Return every record below exactly as written, but leave out the pictures.

### Dataset excerpt
□ □ □ □ □ □ □

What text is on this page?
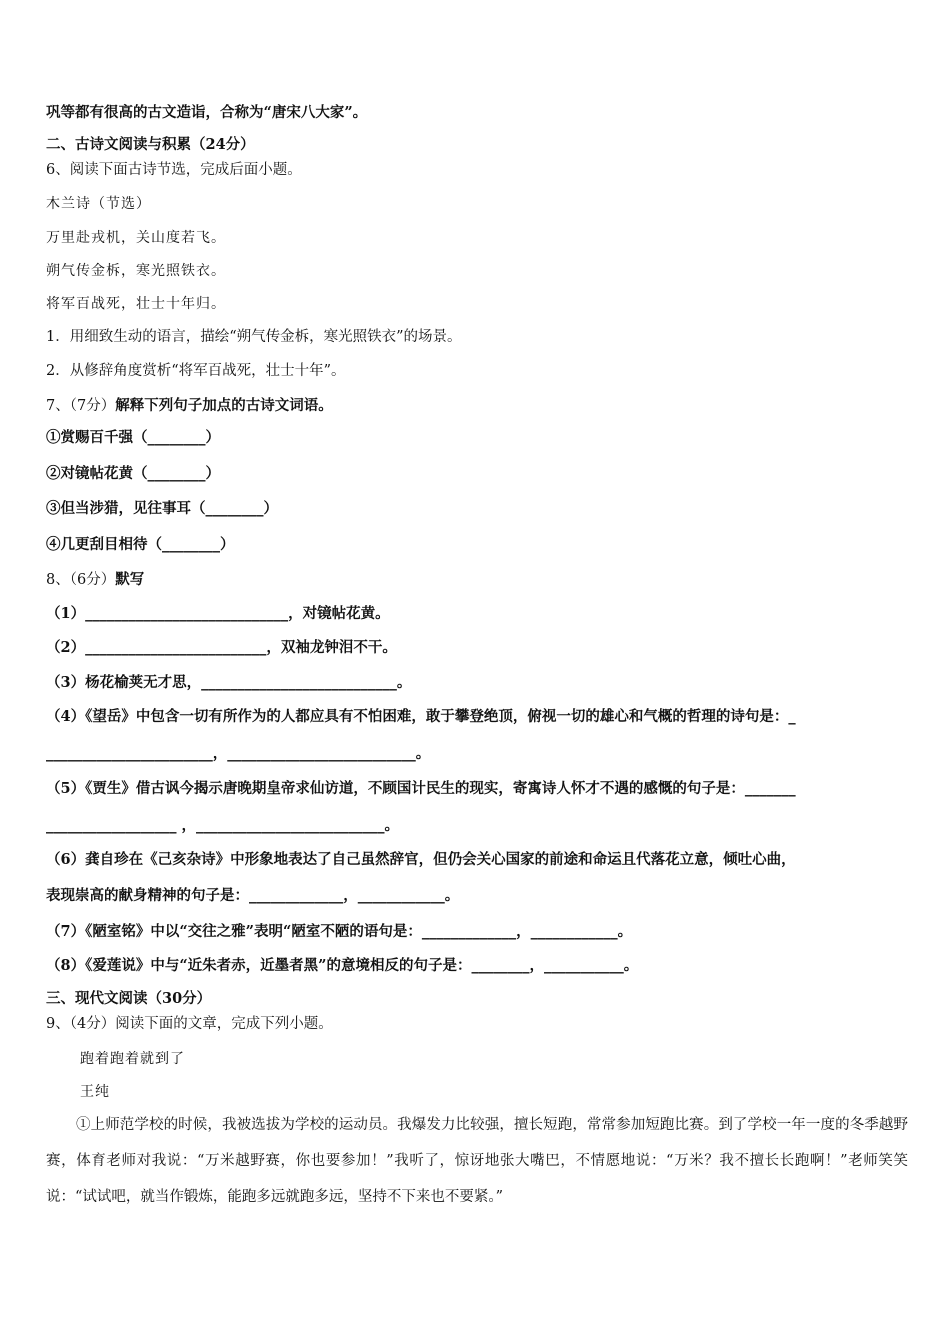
巩等都有很高的古文造诣，合称为“唐宋八大家”。
二、古诗文阅读与积累（24分）
6、阅读下面古诗节选，完成后面小题。
木兰诗（节选）
万里赴戎机，关山度若飞。
朔气传金柝，寒光照铁衣。
将军百战死，壮士十年归。
1．用细致生动的语言，描绘“朔气传金柝，寒光照铁衣”的场景。
2．从修辞角度赏析“将军百战死，壮士十年”。
7、（7分）解释下列句子加点的古诗文词语。
①赏赐百千强（________）
②对镜帖花黄（________）
③但当涉猎，见往事耳（________）
④几更刮目相待（________）
8、（6分）默写
（1）____________________________，对镜帖花黄。
（2）_________________________，双袖龙钟泪不干。
（3）杨花榆荚无才思，___________________________。
（4）《望岳》中包含一切有所作为的人都应具有不怕困难，敢于攀登绝顶，俯视一切的雄心和气概的哲理的诗句是：_
_______________________，__________________________。
（5）《贾生》借古讽今揭示唐晚期皇帝求仙访道，不顾国计民生的现实，寄寓诗人怀才不遇的感慨的句子是：_______
__________________ ，__________________________。
（6）龚自珍在《己亥杂诗》中形象地表达了自己虽然辞官，但仍会关心国家的前途和命运且代落花立意，倾吐心曲，
表现崇高的献身精神的句子是：_____________，____________。
（7）《陋室铭》中以“交往之雅”表明“陋室不陋的语句是：_____________，____________。
（8）《爱莲说》中与“近朱者赤，近墨者黑”的意境相反的句子是：________，___________。
三、现代文阅读（30分）
9、（4分）阅读下面的文章，完成下列小题。
跑着跑着就到了
王纯
①上师范学校的时候，我被选拔为学校的运动员。我爆发力比较强，擅长短跑，常常参加短跑比赛。到了学校一年一度的冬季越野赛，体育老师对我说：“万米越野赛，你也要参加！”我听了，惊讶地张大嘴巴，不情愿地说：“万米？我不擅长长跑啊！”老师笑笑说：“试试吧，就当作锻炼，能跑多远就跑多远，坚持不下来也不要紧。”
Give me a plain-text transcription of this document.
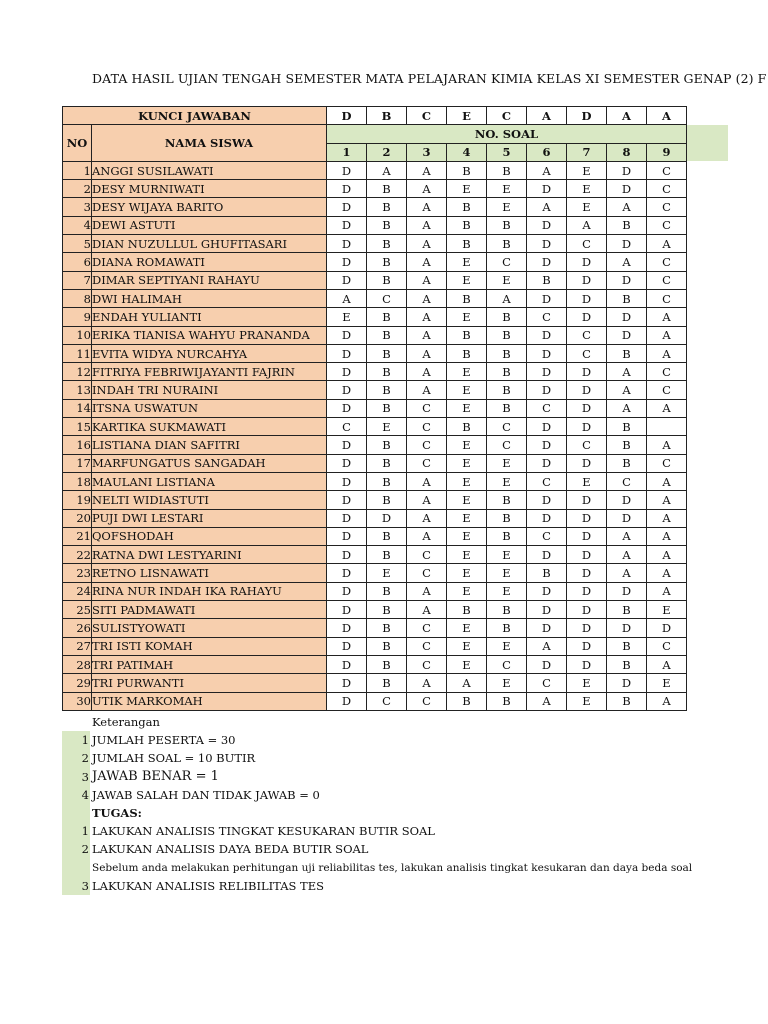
DATA HASIL UJIAN TENGAH SEMESTER MATA PELAJARAN KIMIA KELAS XI SEMESTER GENAP (2) F
KUNCI JAWABAN		D	B	C	E	C	A	D	A	A	
NO	NAMA SISWA	NO. SOAL									
		1	2	3	4	5	6	7	8	9	
1	ANGGI SUSILAWATI	D	A	A	B	B	A	E	D	C	
2	DESY MURNIWATI	D	B	A	E	E	D	E	D	C	
3	DESY WIJAYA BARITO	D	B	A	B	E	A	E	A	C	
4	DEWI ASTUTI	D	B	A	B	B	D	A	B	C	
5	DIAN NUZULLUL GHUFITASARI	D	B	A	B	B	D	C	D	A	
6	DIANA ROMAWATI	D	B	A	E	C	D	D	A	C	
7	DIMAR SEPTIYANI RAHAYU	D	B	A	E	E	B	D	D	C	
8	DWI HALIMAH	A	C	A	B	A	D	D	B	C	
9	ENDAH YULIANTI	E	B	A	E	B	C	D	D	A	
10	ERIKA TIANISA WAHYU PRANANDA	D	B	A	B	B	D	C	D	A	
11	EVITA WIDYA NURCAHYA	D	B	A	B	B	D	C	B	A	
12	FITRIYA FEBRIWIJAYANTI FAJRIN	D	B	A	E	B	D	D	A	C	
13	INDAH TRI NURAINI	D	B	A	E	B	D	D	A	C	
14	ITSNA USWATUN	D	B	C	E	B	C	D	A	A	
15	KARTIKA SUKMAWATI	C	E	C	B	C	D	D	B		
16	LISTIANA DIAN SAFITRI	D	B	C	E	C	D	C	B	A	
17	MARFUNGATUS SANGADAH	D	B	C	E	E	D	D	B	C	
18	MAULANI LISTIANA	D	B	A	E	E	C	E	C	A	
19	NELTI WIDIASTUTI	D	B	A	E	B	D	D	D	A	
20	PUJI DWI LESTARI	D	D	A	E	B	D	D	D	A	
21	QOFSHODAH	D	B	A	E	B	C	D	A	A	
22	RATNA DWI LESTYARINI	D	B	C	E	E	D	D	A	A	
23	RETNO LISNAWATI	D	E	C	E	E	B	D	A	A	
24	RINA NUR INDAH IKA RAHAYU	D	B	A	E	E	D	D	D	A	
25	SITI PADMAWATI	D	B	A	B	B	D	D	B	E	
26	SULISTYOWATI	D	B	C	E	B	D	D	D	D	
27	TRI ISTI KOMAH	D	B	C	E	E	A	D	B	C	
28	TRI PATIMAH	D	B	C	E	C	D	D	B	A	
29	TRI PURWANTI	D	B	A	A	E	C	E	D	E	
30	UTIK MARKOMAH	D	C	C	B	B	A	E	B	A	
Keterangan
1 JUMLAH PESERTA = 30
2 JUMLAH SOAL = 10 BUTIR
3 JAWAB BENAR = 1
4 JAWAB SALAH DAN TIDAK JAWAB = 0
TUGAS:
1 LAKUKAN ANALISIS TINGKAT KESUKARAN BUTIR SOAL
2 LAKUKAN ANALISIS DAYA BEDA BUTIR SOAL
Sebelum anda melakukan perhitungan uji reliabilitas tes, lakukan analisis tingkat kesukaran dan daya beda soal
3 LAKUKAN ANALISIS RELIBILITAS TES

□ □ □ □ □ □ □

### ANSWER TO THIS PROBLEM
What text is on this page?
巩等都有很高的古文造诣，合称为“唐宋八大家”。
二、古诗文阅读与积累（24分）
6、阅读下面古诗节选，完成后面小题。
木兰诗（节选）
万里赴戎机，关山度若飞。
朔气传金柝，寒光照铁衣。
将军百战死，壮士十年归。
1．用细致生动的语言，描绘“朔气传金柝，寒光照铁衣”的场景。
2．从修辞角度赏析“将军百战死，壮士十年”。
7、（7分）解释下列句子加点的古诗文词语。
①赏赐百千强（________）
②对镜帖花黄（________）
③但当涉猎，见往事耳（________）
④几更刮目相待（________）
8、（6分）默写
（1）____________________________，对镜帖花黄。
（2）_________________________，双袖龙钟泪不干。
（3）杨花榆荚无才思，___________________________。
（4）《望岳》中包含一切有所作为的人都应具有不怕困难，敢于攀登绝顶，俯视一切的雄心和气概的哲理的诗句是：_
_______________________，__________________________。
（5）《贾生》借古讽今揭示唐晚期皇帝求仙访道，不顾国计民生的现实，寄寓诗人怀才不遇的感慨的句子是：_______
__________________ ，__________________________。
（6）龚自珍在《己亥杂诗》中形象地表达了自己虽然辞官，但仍会关心国家的前途和命运且代落花立意，倾吐心曲，
表现崇高的献身精神的句子是：_____________，____________。
（7）《陋室铭》中以“交往之雅”表明“陋室不陋的语句是：_____________，____________。
（8）《爱莲说》中与“近朱者赤，近墨者黑”的意境相反的句子是：________，___________。
三、现代文阅读（30分）
9、（4分）阅读下面的文章，完成下列小题。
跑着跑着就到了
王纯
①上师范学校的时候，我被选拔为学校的运动员。我爆发力比较强，擅长短跑，常常参加短跑比赛。到了学校一年一度的冬季越野赛，体育老师对我说：“万米越野赛，你也要参加！”我听了，惊讶地张大嘴巴，不情愿地说：“万米？我不擅长长跑啊！”老师笑笑说：“试试吧，就当作锻炼，能跑多远就跑多远，坚持不下来也不要紧。”
Give me a plain-text transcription of this document.
DATA HASIL UJIAN TENGAH SEMESTER MATA PELAJARAN KIMIA KELAS XI SEMESTER GENAP (2) F
KUNCI JAWABAN		D	B	C	E	C	A	D	A	A	
NO	NAMA SISWA	NO. SOAL									
		1	2	3	4	5	6	7	8	9	
1	ANGGI SUSILAWATI	D	A	A	B	B	A	E	D	C	
2	DESY MURNIWATI	D	B	A	E	E	D	E	D	C	
3	DESY WIJAYA BARITO	D	B	A	B	E	A	E	A	C	
4	DEWI ASTUTI	D	B	A	B	B	D	A	B	C	
5	DIAN NUZULLUL GHUFITASARI	D	B	A	B	B	D	C	D	A	
6	DIANA ROMAWATI	D	B	A	E	C	D	D	A	C	
7	DIMAR SEPTIYANI RAHAYU	D	B	A	E	E	B	D	D	C	
8	DWI HALIMAH	A	C	A	B	A	D	D	B	C	
9	ENDAH YULIANTI	E	B	A	E	B	C	D	D	A	
10	ERIKA TIANISA WAHYU PRANANDA	D	B	A	B	B	D	C	D	A	
11	EVITA WIDYA NURCAHYA	D	B	A	B	B	D	C	B	A	
12	FITRIYA FEBRIWIJAYANTI FAJRIN	D	B	A	E	B	D	D	A	C	
13	INDAH TRI NURAINI	D	B	A	E	B	D	D	A	C	
14	ITSNA USWATUN	D	B	C	E	B	C	D	A	A	
15	KARTIKA SUKMAWATI	C	E	C	B	C	D	D	B		
16	LISTIANA DIAN SAFITRI	D	B	C	E	C	D	C	B	A	
17	MARFUNGATUS SANGADAH	D	B	C	E	E	D	D	B	C	
18	MAULANI LISTIANA	D	B	A	E	E	C	E	C	A	
19	NELTI WIDIASTUTI	D	B	A	E	B	D	D	D	A	
20	PUJI DWI LESTARI	D	D	A	E	B	D	D	D	A	
21	QOFSHODAH	D	B	A	E	B	C	D	A	A	
22	RATNA DWI LESTYARINI	D	B	C	E	E	D	D	A	A	
23	RETNO LISNAWATI	D	E	C	E	E	B	D	A	A	
24	RINA NUR INDAH IKA RAHAYU	D	B	A	E	E	D	D	D	A	
25	SITI PADMAWATI	D	B	A	B	B	D	D	B	E	
26	SULISTYOWATI	D	B	C	E	B	D	D	D	D	
27	TRI ISTI KOMAH	D	B	C	E	E	A	D	B	C	
28	TRI PATIMAH	D	B	C	E	C	D	D	B	A	
29	TRI PURWANTI	D	B	A	A	E	C	E	D	E	
30	UTIK MARKOMAH	D	C	C	B	B	A	E	B	A	
Keterangan
1 JUMLAH PESERTA = 30
2 JUMLAH SOAL = 10 BUTIR
3 JAWAB BENAR = 1
4 JAWAB SALAH DAN TIDAK JAWAB = 0
TUGAS:
1 LAKUKAN ANALISIS TINGKAT KESUKARAN BUTIR SOAL
2 LAKUKAN ANALISIS DAYA BEDA BUTIR SOAL
Sebelum anda melakukan perhitungan uji reliabilitas tes, lakukan analisis tingkat kesukaran dan daya beda soal
3 LAKUKAN ANALISIS RELIBILITAS TES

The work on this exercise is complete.